===== DATASET EXTRACT

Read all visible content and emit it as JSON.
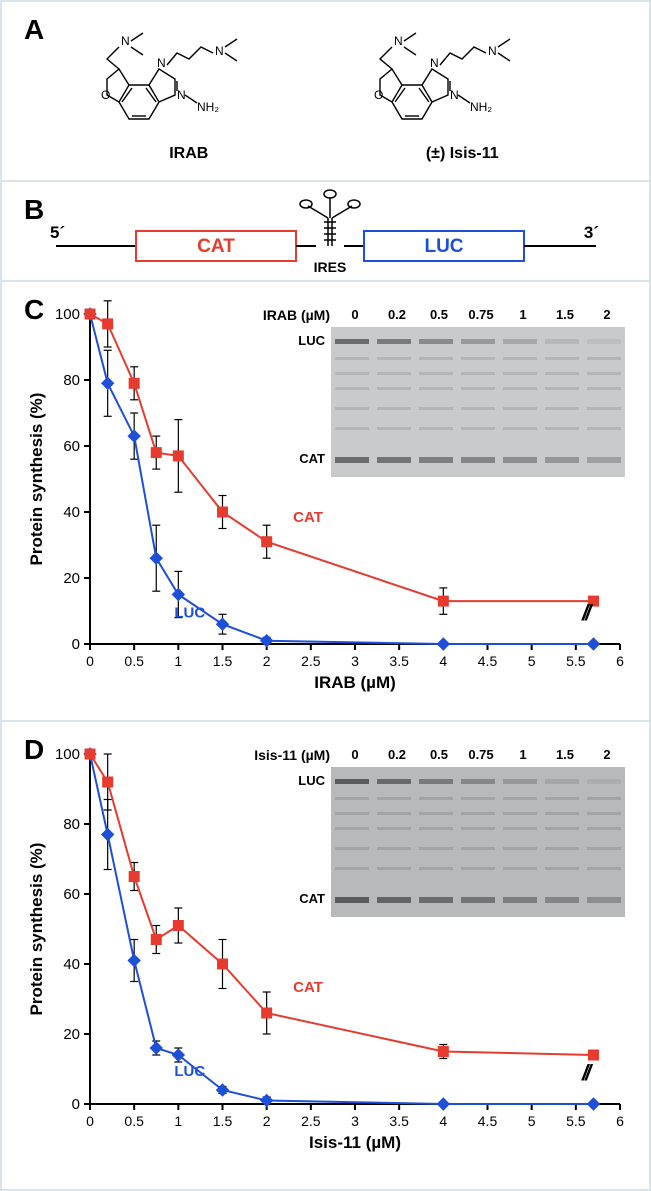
{
  "panel_labels": {
    "a": "A",
    "b": "B",
    "c": "C",
    "d": "D"
  },
  "structures": {
    "left_label": "IRAB",
    "right_label": "(±) Isis-11"
  },
  "bicistronic": {
    "five_prime": "5´",
    "three_prime": "3´",
    "cat": "CAT",
    "luc": "LUC",
    "ires": "IRES",
    "cat_color": "#e63b2e",
    "luc_color": "#1d4fd7"
  },
  "chart_c": {
    "xlabel": "IRAB (µM)",
    "ylabel": "Protein synthesis (%)",
    "series_cat_label": "CAT",
    "series_luc_label": "LUC",
    "cat_color": "#e63b2e",
    "luc_color": "#1d4fd7",
    "x_ticks": [
      0,
      0.5,
      1.0,
      1.5,
      2.0,
      2.5,
      3.0,
      3.5,
      4.0,
      4.5,
      5.0,
      5.5,
      6.0
    ],
    "y_ticks": [
      0,
      20,
      40,
      60,
      80,
      100
    ],
    "xlim": [
      0,
      6
    ],
    "ylim": [
      0,
      100
    ],
    "cat_x": [
      0,
      0.2,
      0.5,
      0.75,
      1.0,
      1.5,
      2.0,
      4.0,
      5.7
    ],
    "cat_y": [
      100,
      97,
      79,
      58,
      57,
      40,
      31,
      13,
      13
    ],
    "cat_err": [
      0,
      7,
      5,
      5,
      11,
      5,
      5,
      4,
      0
    ],
    "luc_x": [
      0,
      0.2,
      0.5,
      0.75,
      1.0,
      1.5,
      2.0,
      4.0,
      5.7
    ],
    "luc_y": [
      100,
      79,
      63,
      26,
      15,
      6,
      1,
      0,
      0
    ],
    "luc_err": [
      0,
      10,
      7,
      10,
      7,
      3,
      1,
      0,
      0
    ],
    "gel": {
      "compound_label": "IRAB (µM)",
      "concs": [
        "0",
        "0.2",
        "0.5",
        "0.75",
        "1",
        "1.5",
        "2"
      ],
      "luc_label": "LUC",
      "cat_label": "CAT",
      "background": "#c9cacc",
      "band_color": "#6b6c6e"
    }
  },
  "chart_d": {
    "xlabel": "Isis-11 (µM)",
    "ylabel": "Protein synthesis (%)",
    "series_cat_label": "CAT",
    "series_luc_label": "LUC",
    "cat_color": "#e63b2e",
    "luc_color": "#1d4fd7",
    "x_ticks": [
      0,
      0.5,
      1.0,
      1.5,
      2.0,
      2.5,
      3.0,
      3.5,
      4.0,
      4.5,
      5.0,
      5.5,
      6.0
    ],
    "y_ticks": [
      0,
      20,
      40,
      60,
      80,
      100
    ],
    "xlim": [
      0,
      6
    ],
    "ylim": [
      0,
      100
    ],
    "cat_x": [
      0,
      0.2,
      0.5,
      0.75,
      1.0,
      1.5,
      2.0,
      4.0,
      5.7
    ],
    "cat_y": [
      100,
      92,
      65,
      47,
      51,
      40,
      26,
      15,
      14
    ],
    "cat_err": [
      0,
      8,
      4,
      4,
      5,
      7,
      6,
      2,
      0
    ],
    "luc_x": [
      0,
      0.2,
      0.5,
      0.75,
      1.0,
      1.5,
      2.0,
      4.0,
      5.7
    ],
    "luc_y": [
      100,
      77,
      41,
      16,
      14,
      4,
      1,
      0,
      0
    ],
    "luc_err": [
      0,
      10,
      6,
      2,
      2,
      1,
      1,
      0,
      0
    ],
    "gel": {
      "compound_label": "Isis-11 (µM)",
      "concs": [
        "0",
        "0.2",
        "0.5",
        "0.75",
        "1",
        "1.5",
        "2"
      ],
      "luc_label": "LUC",
      "cat_label": "CAT",
      "background": "#b8b9bb",
      "band_color": "#5a5b5d"
    }
  },
  "break_symbol": "//"
}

==========

_TASK DETAILS_. Print the listing exactly, but skip its pictures.

_WORKED SOLUTION_.
Read all visible content and emit it as JSON.
{
  "panel_labels": {
    "a": "A",
    "b": "B",
    "c": "C",
    "d": "D"
  },
  "structures": {
    "left_label": "IRAB",
    "right_label": "(±) Isis-11"
  },
  "bicistronic": {
    "five_prime": "5´",
    "three_prime": "3´",
    "cat": "CAT",
    "luc": "LUC",
    "ires": "IRES",
    "cat_color": "#e63b2e",
    "luc_color": "#1d4fd7"
  },
  "chart_c": {
    "xlabel": "IRAB (µM)",
    "ylabel": "Protein synthesis (%)",
    "series_cat_label": "CAT",
    "series_luc_label": "LUC",
    "cat_color": "#e63b2e",
    "luc_color": "#1d4fd7",
    "x_ticks": [
      0,
      0.5,
      1.0,
      1.5,
      2.0,
      2.5,
      3.0,
      3.5,
      4.0,
      4.5,
      5.0,
      5.5,
      6.0
    ],
    "y_ticks": [
      0,
      20,
      40,
      60,
      80,
      100
    ],
    "xlim": [
      0,
      6
    ],
    "ylim": [
      0,
      100
    ],
    "cat_x": [
      0,
      0.2,
      0.5,
      0.75,
      1.0,
      1.5,
      2.0,
      4.0,
      5.7
    ],
    "cat_y": [
      100,
      97,
      79,
      58,
      57,
      40,
      31,
      13,
      13
    ],
    "cat_err": [
      0,
      7,
      5,
      5,
      11,
      5,
      5,
      4,
      0
    ],
    "luc_x": [
      0,
      0.2,
      0.5,
      0.75,
      1.0,
      1.5,
      2.0,
      4.0,
      5.7
    ],
    "luc_y": [
      100,
      79,
      63,
      26,
      15,
      6,
      1,
      0,
      0
    ],
    "luc_err": [
      0,
      10,
      7,
      10,
      7,
      3,
      1,
      0,
      0
    ],
    "gel": {
      "compound_label": "IRAB (µM)",
      "concs": [
        "0",
        "0.2",
        "0.5",
        "0.75",
        "1",
        "1.5",
        "2"
      ],
      "luc_label": "LUC",
      "cat_label": "CAT",
      "background": "#c9cacc",
      "band_color": "#6b6c6e"
    }
  },
  "chart_d": {
    "xlabel": "Isis-11 (µM)",
    "ylabel": "Protein synthesis (%)",
    "series_cat_label": "CAT",
    "series_luc_label": "LUC",
    "cat_color": "#e63b2e",
    "luc_color": "#1d4fd7",
    "x_ticks": [
      0,
      0.5,
      1.0,
      1.5,
      2.0,
      2.5,
      3.0,
      3.5,
      4.0,
      4.5,
      5.0,
      5.5,
      6.0
    ],
    "y_ticks": [
      0,
      20,
      40,
      60,
      80,
      100
    ],
    "xlim": [
      0,
      6
    ],
    "ylim": [
      0,
      100
    ],
    "cat_x": [
      0,
      0.2,
      0.5,
      0.75,
      1.0,
      1.5,
      2.0,
      4.0,
      5.7
    ],
    "cat_y": [
      100,
      92,
      65,
      47,
      51,
      40,
      26,
      15,
      14
    ],
    "cat_err": [
      0,
      8,
      4,
      4,
      5,
      7,
      6,
      2,
      0
    ],
    "luc_x": [
      0,
      0.2,
      0.5,
      0.75,
      1.0,
      1.5,
      2.0,
      4.0,
      5.7
    ],
    "luc_y": [
      100,
      77,
      41,
      16,
      14,
      4,
      1,
      0,
      0
    ],
    "luc_err": [
      0,
      10,
      6,
      2,
      2,
      1,
      1,
      0,
      0
    ],
    "gel": {
      "compound_label": "Isis-11 (µM)",
      "concs": [
        "0",
        "0.2",
        "0.5",
        "0.75",
        "1",
        "1.5",
        "2"
      ],
      "luc_label": "LUC",
      "cat_label": "CAT",
      "background": "#b8b9bb",
      "band_color": "#5a5b5d"
    }
  },
  "break_symbol": "//"
}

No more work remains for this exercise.